◆ The input

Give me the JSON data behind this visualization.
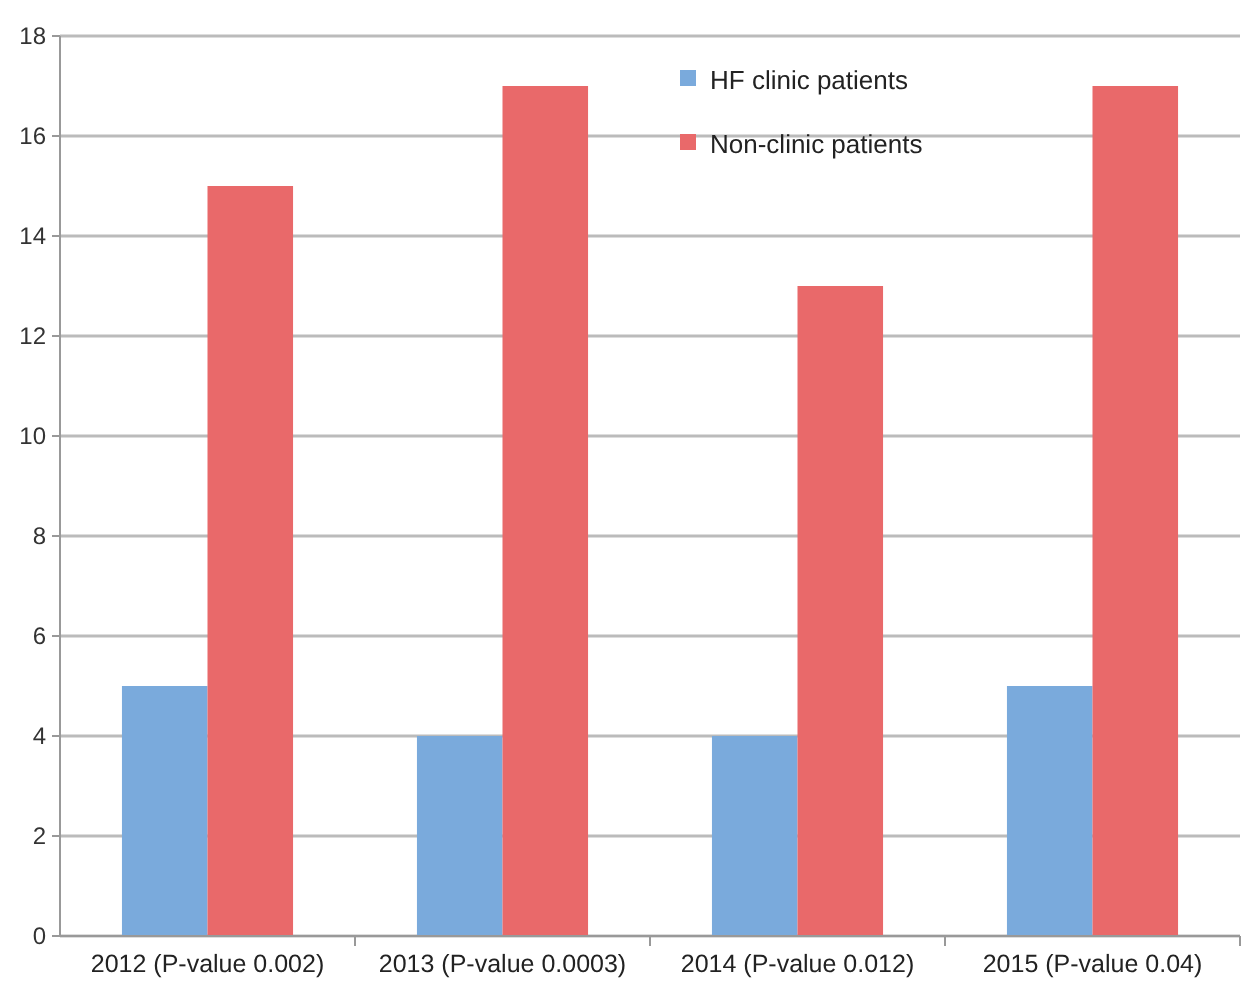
{
  "chart_data": {
    "type": "bar",
    "categories": [
      "2012 (P-value 0.002)",
      "2013 (P-value 0.0003)",
      "2014 (P-value 0.012)",
      "2015 (P-value 0.04)"
    ],
    "series": [
      {
        "name": "HF clinic patients",
        "color": "#7aaadc",
        "values": [
          5,
          4,
          4,
          5
        ]
      },
      {
        "name": "Non-clinic patients",
        "color": "#e9696a",
        "values": [
          15,
          17,
          13,
          17
        ]
      }
    ],
    "ylim": [
      0,
      18
    ],
    "yticks": [
      0,
      2,
      4,
      6,
      8,
      10,
      12,
      14,
      16,
      18
    ],
    "grid": "y",
    "legend": "top right"
  }
}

◆ Problem to solve
How many lines of the listing above contain the string "name"? Only the number is wanted.

◆ Answer below
2